Work required:
Filter out everything except lines holding "deployed".

══════════

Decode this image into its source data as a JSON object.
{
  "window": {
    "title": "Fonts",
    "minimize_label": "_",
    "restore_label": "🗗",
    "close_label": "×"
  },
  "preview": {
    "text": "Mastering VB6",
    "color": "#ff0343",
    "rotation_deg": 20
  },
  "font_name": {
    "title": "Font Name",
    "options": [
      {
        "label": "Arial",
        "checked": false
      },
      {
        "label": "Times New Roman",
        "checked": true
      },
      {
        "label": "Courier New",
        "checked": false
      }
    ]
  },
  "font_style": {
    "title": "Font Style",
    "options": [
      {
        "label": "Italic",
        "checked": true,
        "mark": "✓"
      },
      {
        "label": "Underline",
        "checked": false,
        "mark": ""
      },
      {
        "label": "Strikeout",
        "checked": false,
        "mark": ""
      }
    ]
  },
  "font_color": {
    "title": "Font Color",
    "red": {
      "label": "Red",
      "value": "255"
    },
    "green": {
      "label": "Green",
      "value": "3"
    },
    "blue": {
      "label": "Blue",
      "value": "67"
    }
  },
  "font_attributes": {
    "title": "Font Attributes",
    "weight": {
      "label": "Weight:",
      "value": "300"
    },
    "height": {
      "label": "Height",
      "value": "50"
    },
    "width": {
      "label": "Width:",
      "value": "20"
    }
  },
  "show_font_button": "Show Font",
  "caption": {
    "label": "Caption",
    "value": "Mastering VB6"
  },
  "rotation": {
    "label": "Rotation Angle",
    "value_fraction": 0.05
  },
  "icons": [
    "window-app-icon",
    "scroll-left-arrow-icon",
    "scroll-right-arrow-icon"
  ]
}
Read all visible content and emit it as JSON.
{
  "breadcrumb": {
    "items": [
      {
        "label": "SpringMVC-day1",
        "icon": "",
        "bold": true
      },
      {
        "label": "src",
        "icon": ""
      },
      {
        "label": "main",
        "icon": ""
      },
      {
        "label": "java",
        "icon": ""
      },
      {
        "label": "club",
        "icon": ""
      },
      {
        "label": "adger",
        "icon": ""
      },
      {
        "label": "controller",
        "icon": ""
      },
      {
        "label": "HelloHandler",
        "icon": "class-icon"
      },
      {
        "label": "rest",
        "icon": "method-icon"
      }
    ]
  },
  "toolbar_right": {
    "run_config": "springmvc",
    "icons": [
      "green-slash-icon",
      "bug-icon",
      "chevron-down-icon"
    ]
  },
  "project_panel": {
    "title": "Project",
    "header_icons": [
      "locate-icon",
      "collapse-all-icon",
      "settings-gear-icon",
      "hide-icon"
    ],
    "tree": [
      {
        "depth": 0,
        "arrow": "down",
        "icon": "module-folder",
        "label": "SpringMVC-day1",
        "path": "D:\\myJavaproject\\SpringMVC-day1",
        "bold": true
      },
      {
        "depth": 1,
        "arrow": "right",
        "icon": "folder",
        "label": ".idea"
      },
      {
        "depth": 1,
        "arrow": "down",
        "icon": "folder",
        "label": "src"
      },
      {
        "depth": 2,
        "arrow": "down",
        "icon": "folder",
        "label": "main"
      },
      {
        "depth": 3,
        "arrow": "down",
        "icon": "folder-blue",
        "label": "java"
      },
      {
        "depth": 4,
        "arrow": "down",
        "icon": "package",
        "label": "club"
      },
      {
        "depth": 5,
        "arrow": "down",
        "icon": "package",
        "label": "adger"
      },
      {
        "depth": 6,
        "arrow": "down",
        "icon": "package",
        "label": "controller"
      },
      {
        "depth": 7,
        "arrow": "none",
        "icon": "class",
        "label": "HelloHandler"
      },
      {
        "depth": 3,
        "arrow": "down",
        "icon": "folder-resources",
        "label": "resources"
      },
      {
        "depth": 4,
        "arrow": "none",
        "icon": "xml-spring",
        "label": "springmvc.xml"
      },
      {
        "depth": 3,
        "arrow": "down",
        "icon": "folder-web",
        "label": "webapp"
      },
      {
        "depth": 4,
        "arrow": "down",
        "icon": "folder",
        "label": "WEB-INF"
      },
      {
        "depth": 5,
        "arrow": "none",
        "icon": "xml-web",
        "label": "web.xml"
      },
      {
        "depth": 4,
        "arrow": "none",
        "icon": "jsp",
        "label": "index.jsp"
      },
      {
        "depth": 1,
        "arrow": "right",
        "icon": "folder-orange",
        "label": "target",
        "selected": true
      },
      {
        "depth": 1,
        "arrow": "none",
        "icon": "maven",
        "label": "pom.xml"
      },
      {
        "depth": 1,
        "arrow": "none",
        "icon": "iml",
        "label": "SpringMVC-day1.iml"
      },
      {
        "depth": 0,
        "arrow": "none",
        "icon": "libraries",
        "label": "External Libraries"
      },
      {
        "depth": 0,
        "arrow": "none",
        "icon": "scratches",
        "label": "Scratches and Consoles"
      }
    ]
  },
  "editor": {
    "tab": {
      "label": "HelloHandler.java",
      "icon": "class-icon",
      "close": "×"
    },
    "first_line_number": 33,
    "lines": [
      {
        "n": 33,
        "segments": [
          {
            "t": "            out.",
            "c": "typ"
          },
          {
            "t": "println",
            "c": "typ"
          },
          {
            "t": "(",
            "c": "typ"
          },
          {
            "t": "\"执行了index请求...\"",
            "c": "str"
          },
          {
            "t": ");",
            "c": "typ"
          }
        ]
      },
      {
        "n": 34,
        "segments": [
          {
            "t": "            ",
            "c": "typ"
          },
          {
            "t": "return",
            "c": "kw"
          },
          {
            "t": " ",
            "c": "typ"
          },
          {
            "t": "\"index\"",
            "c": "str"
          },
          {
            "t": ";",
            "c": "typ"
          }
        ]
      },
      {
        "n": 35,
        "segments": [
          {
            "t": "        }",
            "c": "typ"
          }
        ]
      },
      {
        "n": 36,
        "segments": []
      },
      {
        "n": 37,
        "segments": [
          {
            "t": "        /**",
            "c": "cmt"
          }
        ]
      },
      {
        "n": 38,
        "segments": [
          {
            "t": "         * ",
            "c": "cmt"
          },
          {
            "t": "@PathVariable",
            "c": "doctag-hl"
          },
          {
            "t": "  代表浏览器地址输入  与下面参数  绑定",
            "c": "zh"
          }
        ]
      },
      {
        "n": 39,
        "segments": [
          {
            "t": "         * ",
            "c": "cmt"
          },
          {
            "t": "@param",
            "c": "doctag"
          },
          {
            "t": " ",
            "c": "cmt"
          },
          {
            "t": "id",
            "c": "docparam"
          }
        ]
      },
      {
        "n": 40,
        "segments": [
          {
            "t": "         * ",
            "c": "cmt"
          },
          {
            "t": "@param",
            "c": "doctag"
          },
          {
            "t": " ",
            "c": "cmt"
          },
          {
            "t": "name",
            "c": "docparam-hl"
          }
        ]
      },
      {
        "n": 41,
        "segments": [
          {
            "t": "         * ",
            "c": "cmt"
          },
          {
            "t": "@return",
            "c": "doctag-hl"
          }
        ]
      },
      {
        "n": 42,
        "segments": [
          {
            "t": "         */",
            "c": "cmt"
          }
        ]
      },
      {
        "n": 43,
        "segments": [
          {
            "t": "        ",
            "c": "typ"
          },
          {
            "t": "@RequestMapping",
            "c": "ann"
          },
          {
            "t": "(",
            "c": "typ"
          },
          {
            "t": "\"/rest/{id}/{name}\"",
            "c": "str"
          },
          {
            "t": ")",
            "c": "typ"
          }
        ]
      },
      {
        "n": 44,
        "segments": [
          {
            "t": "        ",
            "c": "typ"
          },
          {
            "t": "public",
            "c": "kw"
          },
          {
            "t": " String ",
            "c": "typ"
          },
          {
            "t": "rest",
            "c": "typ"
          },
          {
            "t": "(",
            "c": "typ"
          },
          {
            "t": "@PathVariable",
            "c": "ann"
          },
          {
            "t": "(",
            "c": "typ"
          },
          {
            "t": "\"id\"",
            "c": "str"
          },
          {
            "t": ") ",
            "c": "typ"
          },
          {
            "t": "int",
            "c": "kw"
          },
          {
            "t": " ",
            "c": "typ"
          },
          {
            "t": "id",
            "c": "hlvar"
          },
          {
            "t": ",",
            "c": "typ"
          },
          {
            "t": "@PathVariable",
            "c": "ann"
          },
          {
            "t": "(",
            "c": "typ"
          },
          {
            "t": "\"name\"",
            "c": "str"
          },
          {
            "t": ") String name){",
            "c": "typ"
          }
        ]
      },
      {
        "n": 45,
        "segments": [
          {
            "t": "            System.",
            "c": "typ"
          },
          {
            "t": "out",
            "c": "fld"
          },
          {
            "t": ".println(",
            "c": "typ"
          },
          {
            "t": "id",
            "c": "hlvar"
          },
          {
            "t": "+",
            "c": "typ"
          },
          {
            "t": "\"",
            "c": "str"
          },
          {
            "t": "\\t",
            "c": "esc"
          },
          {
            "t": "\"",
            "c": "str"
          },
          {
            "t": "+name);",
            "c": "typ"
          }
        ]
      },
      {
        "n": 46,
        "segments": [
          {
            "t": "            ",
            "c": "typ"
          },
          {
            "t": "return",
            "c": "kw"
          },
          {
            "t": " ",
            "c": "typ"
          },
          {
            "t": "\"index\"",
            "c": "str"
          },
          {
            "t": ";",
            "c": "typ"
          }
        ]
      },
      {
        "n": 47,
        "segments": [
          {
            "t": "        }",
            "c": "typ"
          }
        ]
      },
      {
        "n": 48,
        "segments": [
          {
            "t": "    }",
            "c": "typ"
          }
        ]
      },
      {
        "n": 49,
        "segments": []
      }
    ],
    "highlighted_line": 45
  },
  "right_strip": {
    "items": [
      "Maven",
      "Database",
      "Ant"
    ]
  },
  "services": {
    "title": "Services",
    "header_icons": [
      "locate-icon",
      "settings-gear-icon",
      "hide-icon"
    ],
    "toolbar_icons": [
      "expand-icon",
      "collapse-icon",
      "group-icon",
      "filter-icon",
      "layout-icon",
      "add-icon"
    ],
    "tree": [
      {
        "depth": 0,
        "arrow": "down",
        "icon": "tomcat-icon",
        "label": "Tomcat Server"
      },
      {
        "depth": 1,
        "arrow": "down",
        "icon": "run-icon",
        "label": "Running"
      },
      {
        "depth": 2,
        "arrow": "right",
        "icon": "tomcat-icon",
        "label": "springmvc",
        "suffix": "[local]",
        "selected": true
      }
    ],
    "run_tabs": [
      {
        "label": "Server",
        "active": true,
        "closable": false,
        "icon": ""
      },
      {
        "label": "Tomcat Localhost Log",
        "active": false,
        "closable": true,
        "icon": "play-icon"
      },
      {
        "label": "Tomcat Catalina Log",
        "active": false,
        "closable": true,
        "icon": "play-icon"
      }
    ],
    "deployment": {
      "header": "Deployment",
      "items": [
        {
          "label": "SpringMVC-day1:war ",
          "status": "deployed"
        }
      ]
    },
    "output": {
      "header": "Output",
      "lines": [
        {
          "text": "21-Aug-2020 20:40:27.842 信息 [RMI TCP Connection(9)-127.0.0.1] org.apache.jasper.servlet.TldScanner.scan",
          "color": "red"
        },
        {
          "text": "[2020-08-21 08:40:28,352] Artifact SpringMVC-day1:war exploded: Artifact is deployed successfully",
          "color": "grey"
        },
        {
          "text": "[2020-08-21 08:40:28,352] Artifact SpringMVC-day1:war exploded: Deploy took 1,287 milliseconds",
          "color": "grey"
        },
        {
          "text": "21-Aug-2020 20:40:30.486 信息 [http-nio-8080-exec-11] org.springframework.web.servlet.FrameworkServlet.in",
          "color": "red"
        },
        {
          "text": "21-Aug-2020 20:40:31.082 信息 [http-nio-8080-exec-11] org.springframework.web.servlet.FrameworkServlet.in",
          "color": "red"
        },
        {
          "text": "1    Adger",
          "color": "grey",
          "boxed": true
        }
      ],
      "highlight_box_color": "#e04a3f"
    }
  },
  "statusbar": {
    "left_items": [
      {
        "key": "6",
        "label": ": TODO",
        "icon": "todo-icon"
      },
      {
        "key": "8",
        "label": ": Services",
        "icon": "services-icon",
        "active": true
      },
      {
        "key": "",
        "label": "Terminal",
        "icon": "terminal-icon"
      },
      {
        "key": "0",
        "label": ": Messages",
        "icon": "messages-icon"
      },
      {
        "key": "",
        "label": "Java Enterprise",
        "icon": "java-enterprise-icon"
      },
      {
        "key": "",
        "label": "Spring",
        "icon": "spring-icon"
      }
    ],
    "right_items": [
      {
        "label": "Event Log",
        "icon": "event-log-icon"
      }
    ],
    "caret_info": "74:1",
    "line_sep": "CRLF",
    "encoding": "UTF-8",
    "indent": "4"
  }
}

══════════

Exercise solution:
          "status": "deployed"
          "text": "[2020-08-21 08:40:28,352] Artifact SpringMVC-day1:war exploded: Artifact is deployed successfully",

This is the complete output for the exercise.